**TASK REQUIREMENTS**
Word for word, quote all of the material, omitting the pictures.
= = = = =
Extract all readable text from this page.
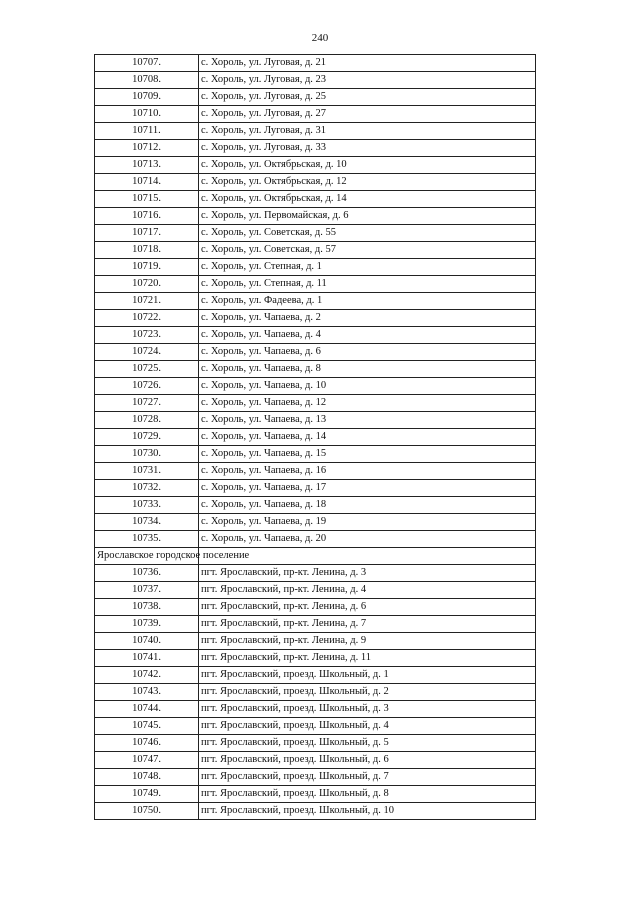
240
10707.	с. Хороль, ул. Луговая, д. 21
10708.	с. Хороль, ул. Луговая, д. 23
10709.	с. Хороль, ул. Луговая, д. 25
10710.	с. Хороль, ул. Луговая, д. 27
10711.	с. Хороль, ул. Луговая, д. 31
10712.	с. Хороль, ул. Луговая, д. 33
10713.	с. Хороль, ул. Октябрьская, д. 10
10714.	с. Хороль, ул. Октябрьская, д. 12
10715.	с. Хороль, ул. Октябрьская, д. 14
10716.	с. Хороль, ул. Первомайская, д. 6
10717.	с. Хороль, ул. Советская, д. 55
10718.	с. Хороль, ул. Советская, д. 57
10719.	с. Хороль, ул. Степная, д. 1
10720.	с. Хороль, ул. Степная, д. 11
10721.	с. Хороль, ул. Фадеева, д. 1
10722.	с. Хороль, ул. Чапаева, д. 2
10723.	с. Хороль, ул. Чапаева, д. 4
10724.	с. Хороль, ул. Чапаева, д. 6
10725.	с. Хороль, ул. Чапаева, д. 8
10726.	с. Хороль, ул. Чапаева, д. 10
10727.	с. Хороль, ул. Чапаева, д. 12
10728.	с. Хороль, ул. Чапаева, д. 13
10729.	с. Хороль, ул. Чапаева, д. 14
10730.	с. Хороль, ул. Чапаева, д. 15
10731.	с. Хороль, ул. Чапаева, д. 16
10732.	с. Хороль, ул. Чапаева, д. 17
10733.	с. Хороль, ул. Чапаева, д. 18
10734.	с. Хороль, ул. Чапаева, д. 19
10735.	с. Хороль, ул. Чапаева, д. 20
Ярославское городское поселение	
10736.	пгт. Ярославский, пр-кт. Ленина, д. 3
10737.	пгт. Ярославский, пр-кт. Ленина, д. 4
10738.	пгт. Ярославский, пр-кт. Ленина, д. 6
10739.	пгт. Ярославский, пр-кт. Ленина, д. 7
10740.	пгт. Ярославский, пр-кт. Ленина, д. 9
10741.	пгт. Ярославский, пр-кт. Ленина, д. 11
10742.	пгт. Ярославский, проезд. Школьный, д. 1
10743.	пгт. Ярославский, проезд. Школьный, д. 2
10744.	пгт. Ярославский, проезд. Школьный, д. 3
10745.	пгт. Ярославский, проезд. Школьный, д. 4
10746.	пгт. Ярославский, проезд. Школьный, д. 5
10747.	пгт. Ярославский, проезд. Школьный, д. 6
10748.	пгт. Ярославский, проезд. Школьный, д. 7
10749.	пгт. Ярославский, проезд. Школьный, д. 8
10750.	пгт. Ярославский, проезд. Школьный, д. 10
= = = = =
**EXERCISE SOLUTION**
Extract all readable text from this page.
240
10707.	с. Хороль, ул. Луговая, д. 21
10708.	с. Хороль, ул. Луговая, д. 23
10709.	с. Хороль, ул. Луговая, д. 25
10710.	с. Хороль, ул. Луговая, д. 27
10711.	с. Хороль, ул. Луговая, д. 31
10712.	с. Хороль, ул. Луговая, д. 33
10713.	с. Хороль, ул. Октябрьская, д. 10
10714.	с. Хороль, ул. Октябрьская, д. 12
10715.	с. Хороль, ул. Октябрьская, д. 14
10716.	с. Хороль, ул. Первомайская, д. 6
10717.	с. Хороль, ул. Советская, д. 55
10718.	с. Хороль, ул. Советская, д. 57
10719.	с. Хороль, ул. Степная, д. 1
10720.	с. Хороль, ул. Степная, д. 11
10721.	с. Хороль, ул. Фадеева, д. 1
10722.	с. Хороль, ул. Чапаева, д. 2
10723.	с. Хороль, ул. Чапаева, д. 4
10724.	с. Хороль, ул. Чапаева, д. 6
10725.	с. Хороль, ул. Чапаева, д. 8
10726.	с. Хороль, ул. Чапаева, д. 10
10727.	с. Хороль, ул. Чапаева, д. 12
10728.	с. Хороль, ул. Чапаева, д. 13
10729.	с. Хороль, ул. Чапаева, д. 14
10730.	с. Хороль, ул. Чапаева, д. 15
10731.	с. Хороль, ул. Чапаева, д. 16
10732.	с. Хороль, ул. Чапаева, д. 17
10733.	с. Хороль, ул. Чапаева, д. 18
10734.	с. Хороль, ул. Чапаева, д. 19
10735.	с. Хороль, ул. Чапаева, д. 20
Ярославское городское поселение	
10736.	пгт. Ярославский, пр-кт. Ленина, д. 3
10737.	пгт. Ярославский, пр-кт. Ленина, д. 4
10738.	пгт. Ярославский, пр-кт. Ленина, д. 6
10739.	пгт. Ярославский, пр-кт. Ленина, д. 7
10740.	пгт. Ярославский, пр-кт. Ленина, д. 9
10741.	пгт. Ярославский, пр-кт. Ленина, д. 11
10742.	пгт. Ярославский, проезд. Школьный, д. 1
10743.	пгт. Ярославский, проезд. Школьный, д. 2
10744.	пгт. Ярославский, проезд. Школьный, д. 3
10745.	пгт. Ярославский, проезд. Школьный, д. 4
10746.	пгт. Ярославский, проезд. Школьный, д. 5
10747.	пгт. Ярославский, проезд. Школьный, д. 6
10748.	пгт. Ярославский, проезд. Школьный, д. 7
10749.	пгт. Ярославский, проезд. Школьный, д. 8
10750.	пгт. Ярославский, проезд. Школьный, д. 10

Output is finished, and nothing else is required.